_Exercise directions_: Reproduce each line from the records that holds "this".

_Data entries_:
----

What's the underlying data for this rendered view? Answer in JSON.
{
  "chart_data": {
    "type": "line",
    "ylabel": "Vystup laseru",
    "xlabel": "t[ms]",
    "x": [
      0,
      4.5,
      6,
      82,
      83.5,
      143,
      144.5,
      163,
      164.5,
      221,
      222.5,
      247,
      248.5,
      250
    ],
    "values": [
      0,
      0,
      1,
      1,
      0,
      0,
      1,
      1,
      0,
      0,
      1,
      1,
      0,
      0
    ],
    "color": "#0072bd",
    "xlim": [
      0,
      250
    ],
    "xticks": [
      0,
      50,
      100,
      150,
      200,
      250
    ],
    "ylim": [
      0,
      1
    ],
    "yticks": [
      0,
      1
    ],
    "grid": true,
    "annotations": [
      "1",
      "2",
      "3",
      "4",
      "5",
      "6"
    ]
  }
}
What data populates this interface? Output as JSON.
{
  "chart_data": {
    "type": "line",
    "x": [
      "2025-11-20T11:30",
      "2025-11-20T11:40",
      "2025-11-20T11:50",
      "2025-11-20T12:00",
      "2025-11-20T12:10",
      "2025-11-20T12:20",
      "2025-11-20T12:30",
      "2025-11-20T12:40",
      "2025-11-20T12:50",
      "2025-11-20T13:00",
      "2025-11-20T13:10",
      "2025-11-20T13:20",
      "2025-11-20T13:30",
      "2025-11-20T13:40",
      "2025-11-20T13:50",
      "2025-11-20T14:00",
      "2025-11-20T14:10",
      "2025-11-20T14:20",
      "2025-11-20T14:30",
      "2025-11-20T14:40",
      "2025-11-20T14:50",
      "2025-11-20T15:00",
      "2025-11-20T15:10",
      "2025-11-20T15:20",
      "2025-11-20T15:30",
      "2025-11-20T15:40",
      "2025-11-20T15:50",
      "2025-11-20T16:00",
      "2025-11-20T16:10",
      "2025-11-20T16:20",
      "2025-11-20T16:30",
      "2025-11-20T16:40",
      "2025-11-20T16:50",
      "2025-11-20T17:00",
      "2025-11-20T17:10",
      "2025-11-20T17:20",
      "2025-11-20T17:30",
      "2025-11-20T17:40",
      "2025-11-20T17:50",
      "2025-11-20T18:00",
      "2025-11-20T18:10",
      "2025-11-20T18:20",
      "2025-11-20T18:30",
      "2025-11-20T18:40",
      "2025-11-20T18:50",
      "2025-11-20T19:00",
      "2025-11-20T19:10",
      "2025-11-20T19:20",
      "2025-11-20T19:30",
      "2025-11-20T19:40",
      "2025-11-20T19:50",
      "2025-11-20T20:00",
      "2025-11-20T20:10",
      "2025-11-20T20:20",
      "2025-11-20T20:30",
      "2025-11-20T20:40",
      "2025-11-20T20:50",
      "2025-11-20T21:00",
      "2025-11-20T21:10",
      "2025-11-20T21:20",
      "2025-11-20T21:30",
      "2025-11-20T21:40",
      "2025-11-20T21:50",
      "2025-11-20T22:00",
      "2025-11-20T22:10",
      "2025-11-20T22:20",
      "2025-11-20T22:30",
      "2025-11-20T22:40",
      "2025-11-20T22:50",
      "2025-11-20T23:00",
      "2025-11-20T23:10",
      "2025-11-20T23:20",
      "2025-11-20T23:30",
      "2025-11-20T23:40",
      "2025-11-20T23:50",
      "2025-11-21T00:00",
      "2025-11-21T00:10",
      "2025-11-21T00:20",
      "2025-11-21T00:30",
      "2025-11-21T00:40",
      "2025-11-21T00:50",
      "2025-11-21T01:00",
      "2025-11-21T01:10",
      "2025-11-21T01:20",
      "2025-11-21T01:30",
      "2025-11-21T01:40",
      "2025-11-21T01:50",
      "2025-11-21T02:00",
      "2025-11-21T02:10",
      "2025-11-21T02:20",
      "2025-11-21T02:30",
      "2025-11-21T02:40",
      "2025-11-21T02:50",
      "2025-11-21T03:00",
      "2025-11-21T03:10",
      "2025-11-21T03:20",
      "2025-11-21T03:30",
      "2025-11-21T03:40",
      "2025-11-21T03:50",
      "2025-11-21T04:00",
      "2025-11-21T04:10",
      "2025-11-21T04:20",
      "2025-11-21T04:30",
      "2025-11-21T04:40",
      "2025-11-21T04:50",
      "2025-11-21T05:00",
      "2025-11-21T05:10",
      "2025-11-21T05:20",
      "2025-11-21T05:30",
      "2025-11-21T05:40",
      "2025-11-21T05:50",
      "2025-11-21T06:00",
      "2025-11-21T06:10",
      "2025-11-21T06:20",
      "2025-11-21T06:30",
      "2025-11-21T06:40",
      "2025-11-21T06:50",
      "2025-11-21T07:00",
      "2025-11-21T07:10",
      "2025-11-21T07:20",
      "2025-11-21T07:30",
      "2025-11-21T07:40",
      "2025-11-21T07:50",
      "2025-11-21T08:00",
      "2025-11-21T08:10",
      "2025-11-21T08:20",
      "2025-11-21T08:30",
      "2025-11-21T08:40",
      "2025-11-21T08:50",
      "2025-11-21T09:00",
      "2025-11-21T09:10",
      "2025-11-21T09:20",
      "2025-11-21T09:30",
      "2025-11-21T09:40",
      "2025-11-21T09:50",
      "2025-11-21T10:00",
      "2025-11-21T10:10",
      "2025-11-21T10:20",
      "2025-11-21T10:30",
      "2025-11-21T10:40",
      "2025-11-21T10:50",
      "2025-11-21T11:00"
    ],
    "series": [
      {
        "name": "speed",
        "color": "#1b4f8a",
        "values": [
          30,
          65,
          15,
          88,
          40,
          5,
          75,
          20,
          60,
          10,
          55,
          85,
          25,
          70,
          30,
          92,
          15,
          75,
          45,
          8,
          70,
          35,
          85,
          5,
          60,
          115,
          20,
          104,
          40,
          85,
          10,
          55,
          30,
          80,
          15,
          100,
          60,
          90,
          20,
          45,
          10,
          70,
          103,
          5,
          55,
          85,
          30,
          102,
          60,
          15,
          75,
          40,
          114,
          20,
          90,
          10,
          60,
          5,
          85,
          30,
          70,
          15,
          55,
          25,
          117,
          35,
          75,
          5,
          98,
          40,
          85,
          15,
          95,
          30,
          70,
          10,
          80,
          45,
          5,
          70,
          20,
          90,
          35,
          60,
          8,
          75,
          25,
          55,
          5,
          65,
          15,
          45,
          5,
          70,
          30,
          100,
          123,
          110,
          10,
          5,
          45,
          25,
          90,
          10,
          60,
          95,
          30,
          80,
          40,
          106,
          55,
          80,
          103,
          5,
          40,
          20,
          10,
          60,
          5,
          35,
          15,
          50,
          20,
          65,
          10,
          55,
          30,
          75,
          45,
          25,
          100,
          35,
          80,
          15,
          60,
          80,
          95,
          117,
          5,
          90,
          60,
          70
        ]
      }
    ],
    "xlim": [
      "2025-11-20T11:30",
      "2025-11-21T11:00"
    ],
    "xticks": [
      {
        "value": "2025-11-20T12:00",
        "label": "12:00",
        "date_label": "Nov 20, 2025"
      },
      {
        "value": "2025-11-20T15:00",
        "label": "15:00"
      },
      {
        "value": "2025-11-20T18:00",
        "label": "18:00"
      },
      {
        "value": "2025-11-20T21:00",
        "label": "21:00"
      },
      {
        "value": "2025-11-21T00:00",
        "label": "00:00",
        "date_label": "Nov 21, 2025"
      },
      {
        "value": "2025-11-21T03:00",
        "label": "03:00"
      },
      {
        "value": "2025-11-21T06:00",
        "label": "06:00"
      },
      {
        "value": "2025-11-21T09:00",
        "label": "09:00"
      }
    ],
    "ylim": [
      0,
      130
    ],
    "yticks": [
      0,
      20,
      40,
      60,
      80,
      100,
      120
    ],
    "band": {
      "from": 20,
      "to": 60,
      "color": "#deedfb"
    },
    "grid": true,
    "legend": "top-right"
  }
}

----

_Task solution_:
What's the underlying data for this rendered view? Answer in JSON.
What data populates this interface? Output as JSON.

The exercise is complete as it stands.